Stated problem:
Copy out, from the entries below, each line holding the string "help".

Data shown:
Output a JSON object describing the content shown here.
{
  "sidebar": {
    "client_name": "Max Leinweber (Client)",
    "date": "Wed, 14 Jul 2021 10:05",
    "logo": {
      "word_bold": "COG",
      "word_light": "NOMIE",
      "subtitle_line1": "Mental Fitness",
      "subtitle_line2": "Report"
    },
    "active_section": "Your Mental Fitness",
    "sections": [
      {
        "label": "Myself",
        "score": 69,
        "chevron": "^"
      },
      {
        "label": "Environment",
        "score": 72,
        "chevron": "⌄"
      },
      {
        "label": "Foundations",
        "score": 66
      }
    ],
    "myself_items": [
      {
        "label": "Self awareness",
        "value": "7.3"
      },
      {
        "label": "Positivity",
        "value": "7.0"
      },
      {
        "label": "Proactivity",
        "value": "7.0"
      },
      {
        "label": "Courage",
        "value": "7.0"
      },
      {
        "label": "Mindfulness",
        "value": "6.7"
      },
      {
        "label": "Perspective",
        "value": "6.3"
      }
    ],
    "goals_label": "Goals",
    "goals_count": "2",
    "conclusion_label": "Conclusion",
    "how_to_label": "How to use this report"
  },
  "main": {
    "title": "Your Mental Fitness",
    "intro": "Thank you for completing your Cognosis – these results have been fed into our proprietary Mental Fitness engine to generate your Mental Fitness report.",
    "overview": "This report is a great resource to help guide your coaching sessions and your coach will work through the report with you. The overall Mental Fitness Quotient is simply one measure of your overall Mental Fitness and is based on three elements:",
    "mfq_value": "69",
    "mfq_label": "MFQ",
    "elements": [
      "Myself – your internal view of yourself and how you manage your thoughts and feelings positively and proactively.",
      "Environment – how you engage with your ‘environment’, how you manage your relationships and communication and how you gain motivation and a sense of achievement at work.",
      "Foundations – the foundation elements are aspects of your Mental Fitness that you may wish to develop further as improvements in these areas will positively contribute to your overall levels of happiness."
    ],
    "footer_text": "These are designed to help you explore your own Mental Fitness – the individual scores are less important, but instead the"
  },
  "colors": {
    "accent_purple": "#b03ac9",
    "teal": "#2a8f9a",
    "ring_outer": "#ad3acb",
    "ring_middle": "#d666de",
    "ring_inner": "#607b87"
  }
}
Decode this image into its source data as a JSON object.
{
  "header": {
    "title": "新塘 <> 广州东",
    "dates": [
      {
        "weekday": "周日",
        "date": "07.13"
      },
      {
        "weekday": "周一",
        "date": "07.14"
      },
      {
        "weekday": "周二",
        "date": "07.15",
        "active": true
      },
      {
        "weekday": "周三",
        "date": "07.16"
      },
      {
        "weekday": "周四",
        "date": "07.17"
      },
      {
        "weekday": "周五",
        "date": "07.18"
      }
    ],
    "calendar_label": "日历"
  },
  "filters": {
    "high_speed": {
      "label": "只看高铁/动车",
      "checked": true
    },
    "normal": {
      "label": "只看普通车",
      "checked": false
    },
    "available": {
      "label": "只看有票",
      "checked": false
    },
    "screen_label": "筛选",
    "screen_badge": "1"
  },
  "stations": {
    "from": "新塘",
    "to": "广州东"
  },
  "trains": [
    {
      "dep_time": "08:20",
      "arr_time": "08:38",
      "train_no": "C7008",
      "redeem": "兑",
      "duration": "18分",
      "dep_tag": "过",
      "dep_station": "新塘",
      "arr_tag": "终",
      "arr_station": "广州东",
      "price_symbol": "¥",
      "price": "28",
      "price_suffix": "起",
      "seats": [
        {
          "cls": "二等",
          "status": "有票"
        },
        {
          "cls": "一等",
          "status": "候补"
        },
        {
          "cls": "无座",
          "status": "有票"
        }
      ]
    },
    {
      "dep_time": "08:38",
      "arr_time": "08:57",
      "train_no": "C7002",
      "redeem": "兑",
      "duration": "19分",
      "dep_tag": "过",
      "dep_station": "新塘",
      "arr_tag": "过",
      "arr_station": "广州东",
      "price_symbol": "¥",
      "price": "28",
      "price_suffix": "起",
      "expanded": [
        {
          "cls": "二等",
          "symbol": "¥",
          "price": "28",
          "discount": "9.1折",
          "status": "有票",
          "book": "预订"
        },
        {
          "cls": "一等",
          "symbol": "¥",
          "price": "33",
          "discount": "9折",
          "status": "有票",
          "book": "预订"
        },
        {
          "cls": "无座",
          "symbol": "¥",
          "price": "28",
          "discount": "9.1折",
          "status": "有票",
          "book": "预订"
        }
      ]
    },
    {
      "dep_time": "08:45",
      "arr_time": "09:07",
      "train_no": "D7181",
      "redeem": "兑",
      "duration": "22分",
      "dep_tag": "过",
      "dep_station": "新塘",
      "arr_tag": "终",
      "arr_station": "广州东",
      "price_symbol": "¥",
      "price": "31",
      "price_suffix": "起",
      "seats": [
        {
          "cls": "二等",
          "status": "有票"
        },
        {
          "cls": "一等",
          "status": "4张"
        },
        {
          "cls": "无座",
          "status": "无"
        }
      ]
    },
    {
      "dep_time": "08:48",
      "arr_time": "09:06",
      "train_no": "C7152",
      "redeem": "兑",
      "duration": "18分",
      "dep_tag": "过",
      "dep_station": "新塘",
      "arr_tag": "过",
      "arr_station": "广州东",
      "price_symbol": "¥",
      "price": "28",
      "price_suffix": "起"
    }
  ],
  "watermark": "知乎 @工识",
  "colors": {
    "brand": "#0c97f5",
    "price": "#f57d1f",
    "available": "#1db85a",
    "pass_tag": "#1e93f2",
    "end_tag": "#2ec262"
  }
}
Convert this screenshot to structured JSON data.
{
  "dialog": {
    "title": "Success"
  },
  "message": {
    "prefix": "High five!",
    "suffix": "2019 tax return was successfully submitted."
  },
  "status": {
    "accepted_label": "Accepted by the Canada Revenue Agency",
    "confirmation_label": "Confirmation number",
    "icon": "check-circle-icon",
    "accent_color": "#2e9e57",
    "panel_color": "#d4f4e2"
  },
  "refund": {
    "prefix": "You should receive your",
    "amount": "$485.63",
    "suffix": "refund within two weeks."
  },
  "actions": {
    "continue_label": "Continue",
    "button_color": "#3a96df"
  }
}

Solution below:
    "overview": "This report is a great resource to help guide your coaching sessions and your coach will work through the report with you. The overall Mental Fitness Quotient is simply one measure of your overall Mental Fitness and is based on three elements:",
    "footer_text": "These are designed to help you explore your own Mental Fitness – the individual scores are less important, but instead the"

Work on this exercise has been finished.